• DATA EXCERPTS:
========================

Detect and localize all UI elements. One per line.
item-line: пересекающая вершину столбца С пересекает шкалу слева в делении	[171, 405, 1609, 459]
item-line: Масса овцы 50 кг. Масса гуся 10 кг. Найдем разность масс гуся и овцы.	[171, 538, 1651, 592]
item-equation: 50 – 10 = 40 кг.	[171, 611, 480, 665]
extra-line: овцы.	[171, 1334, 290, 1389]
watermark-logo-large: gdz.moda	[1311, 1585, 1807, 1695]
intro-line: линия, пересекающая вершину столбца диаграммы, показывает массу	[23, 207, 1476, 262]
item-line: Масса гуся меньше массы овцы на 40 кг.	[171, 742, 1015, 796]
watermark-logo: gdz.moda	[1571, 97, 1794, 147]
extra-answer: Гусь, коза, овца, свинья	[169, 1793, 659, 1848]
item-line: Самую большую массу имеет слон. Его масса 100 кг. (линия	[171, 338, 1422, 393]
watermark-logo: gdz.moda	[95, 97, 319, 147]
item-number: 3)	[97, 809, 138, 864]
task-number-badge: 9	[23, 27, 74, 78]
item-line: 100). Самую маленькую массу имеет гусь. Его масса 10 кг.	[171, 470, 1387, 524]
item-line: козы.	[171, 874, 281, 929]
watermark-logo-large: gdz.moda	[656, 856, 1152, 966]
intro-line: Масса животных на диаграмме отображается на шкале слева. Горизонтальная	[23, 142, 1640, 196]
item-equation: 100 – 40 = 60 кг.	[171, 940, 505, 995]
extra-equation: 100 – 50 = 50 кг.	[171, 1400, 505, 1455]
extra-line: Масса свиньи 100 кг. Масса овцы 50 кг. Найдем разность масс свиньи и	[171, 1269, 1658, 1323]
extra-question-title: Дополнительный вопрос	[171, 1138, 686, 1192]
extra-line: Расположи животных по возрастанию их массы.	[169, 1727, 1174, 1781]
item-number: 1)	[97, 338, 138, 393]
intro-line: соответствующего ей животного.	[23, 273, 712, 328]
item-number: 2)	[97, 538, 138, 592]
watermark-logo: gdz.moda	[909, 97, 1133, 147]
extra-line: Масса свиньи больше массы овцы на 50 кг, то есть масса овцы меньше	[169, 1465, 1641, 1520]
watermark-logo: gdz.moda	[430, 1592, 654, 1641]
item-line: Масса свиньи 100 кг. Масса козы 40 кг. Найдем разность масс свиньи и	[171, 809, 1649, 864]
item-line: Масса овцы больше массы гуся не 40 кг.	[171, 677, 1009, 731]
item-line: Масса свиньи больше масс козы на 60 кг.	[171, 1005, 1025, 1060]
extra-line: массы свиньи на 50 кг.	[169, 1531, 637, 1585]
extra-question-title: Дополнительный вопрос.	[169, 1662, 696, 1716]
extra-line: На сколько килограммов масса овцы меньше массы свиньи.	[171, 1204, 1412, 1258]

========================

• EXERCISE OBJECTIVE: Format the rows as a Markdown table with the columns "No." and "Line", starting at the first row and ending at the row that contains "1138, 686, 1192]", both included. Leave out blank lines.

• WRITTEN RESPONSE:
| No. | Line |
|---|---|
| 1 | Detect and localize all UI elements. One per line. |
| 2 | item-line: пересекающая вершину столбца С пересекает шкалу слева в делении	[171, 405, 1609, 459] |
| 3 | item-line: Масса овцы 50 кг. Масса гуся 10 кг. Найдем разность масс гуся и овцы.	[171, 538, 1651, 592] |
| 4 | item-equation: 50 – 10 = 40 кг.	[171, 611, 480, 665] |
| 5 | extra-line: овцы.	[171, 1334, 290, 1389] |
| 6 | watermark-logo-large: gdz.moda	[1311, 1585, 1807, 1695] |
| 7 | intro-line: линия, пересекающая вершину столбца диаграммы, показывает массу	[23, 207, 1476, 262] |
| 8 | item-line: Масса гуся меньше массы овцы на 40 кг.	[171, 742, 1015, 796] |
| 9 | watermark-logo: gdz.moda	[1571, 97, 1794, 147] |
| 10 | extra-answer: Гусь, коза, овца, свинья	[169, 1793, 659, 1848] |
| 11 | item-line: Самую большую массу имеет слон. Его масса 100 кг. (линия	[171, 338, 1422, 393] |
| 12 | watermark-logo: gdz.moda	[95, 97, 319, 147] |
| 13 | item-number: 3)	[97, 809, 138, 864] |
| 14 | task-number-badge: 9	[23, 27, 74, 78] |
| 15 | item-line: 100). Самую маленькую массу имеет гусь. Его масса 10 кг.	[171, 470, 1387, 524] |
| 16 | item-line: козы.	[171, 874, 281, 929] |
| 17 | watermark-logo-large: gdz.moda	[656, 856, 1152, 966] |
| 18 | intro-line: Масса животных на диаграмме отображается на шкале слева. Горизонтальная	[23, 142, 1640, 196] |
| 19 | item-equation: 100 – 40 = 60 кг.	[171, 940, 505, 995] |
| 20 | extra-equation: 100 – 50 = 50 кг.	[171, 1400, 505, 1455] |
| 21 | extra-line: Масса свиньи 100 кг. Масса овцы 50 кг. Найдем разность масс свиньи и	[171, 1269, 1658, 1323] |
| 22 | extra-question-title: Дополнительный вопрос	[171, 1138, 686, 1192] |